** WRITTEN REQUEST **
Could you continue the review of the football opera Gods of the Game from the point where it stops?

-- BEGIN SELECTED PASSAGE --

New opera takes us to the dirty deeds and dirty play in the World Cup Finals of 2030

Review: GODS OF THE GAME, Grange Park Opera Review: GODS OF THE GAME, Grange Park Opera Thumb through the profiles of sopranos, mezzos, tenors, conductors, directors etc in a Royal Opera House programme and you'll see a rainbow of nationalities represented and you'll think, niche though it may be, opera is global. You might wonder about any other art forms that can send so diverse a body of men or women out to entertain us and, stretching the definition a little (but not at all in the case of the Gods cited in this show) and you get football.

So it's a good fit, especially in a World Cup year, to premiere an opera about the game (not so beautiful these days) and stage it in the football hotbed of er... Surrey. Actually, the wondrous Grange Park Opera is a fine venue, and the City hotshots who might live a mere Kevin De Bruyne free kick away will find plenty of their international dealmaking shenanigans represented in the show too.

Phil Porter's libretto is a typical slice of operatic hokum, but it's never less than engaging and you can have a lot of fun working out which real life figures have inspired his creations. I could come up with at least three for each of them, but, defamation laws being what they are...

-- END SELECTED PASSAGE --
-- BEGIN DATASET EXTRACT --

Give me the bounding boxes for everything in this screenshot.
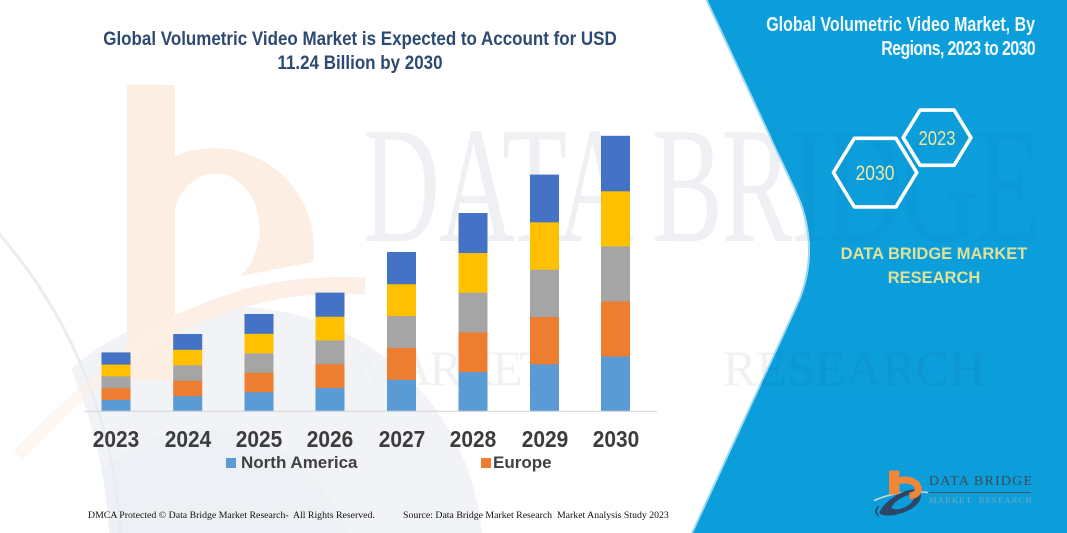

-- END DATASET EXTRACT --

** SOLVED EXERCISE **
Appropriately, it's a show of two halves. In the first, we meet Viko the serious-minded superstar from South America whose vision of football was formed in the favelas and who is tiring of the cynicism he encounters at the top of the game. His childhood friend, Eva, is captain of the women's national team and she's just as romantic about the game, but she retains her faith in the powers-that-be. For now.

Preening and posing for selfies, Soren strides in and, a bit later, you're not that surprised to see him wearing a number 7 shirt. He and Viko have history on the field and are about to go head-to-head in the bidding for the right to host the 2030 World Cups (plural, men's and women's held concurrently - which isn't the worst idea I've heard). They'll have to win the delegates' votes and, to do that, they'll have to find favour with FIFA President Puzzo - and there's only one way of doing that, as his official film-maker, Martina, is finding out.

The second half takes us to the finals themselves, to the pressure of the matches, to the face-off between pragmatism and principles and to Lee Mack in the commentator's booth and Jamie and Gary in the studio. Eva has an epiphany and Viko, Soren and Puzzo? Well, let's just say the boy done good.

If it takes a while to avoid the thought, "That's Mo Salah" every time Michel De Souza's Viko is on stage, his rich baritone and impressive bearing wins us over - that's if the splendid Grange Park Opera Chorus and superb Gascoigne Orchestra (Bamber not Paul) hasn't already convinced you that this is serious stuff musically. Milly Forrest has to reach to be heard over the music at times, but she plays a tricky role well and, crucially, looks like a player. Idunnu Münch's mezzo is just about the best voice on show, but the part of Martina is underwritten and her talents underused as a consequence.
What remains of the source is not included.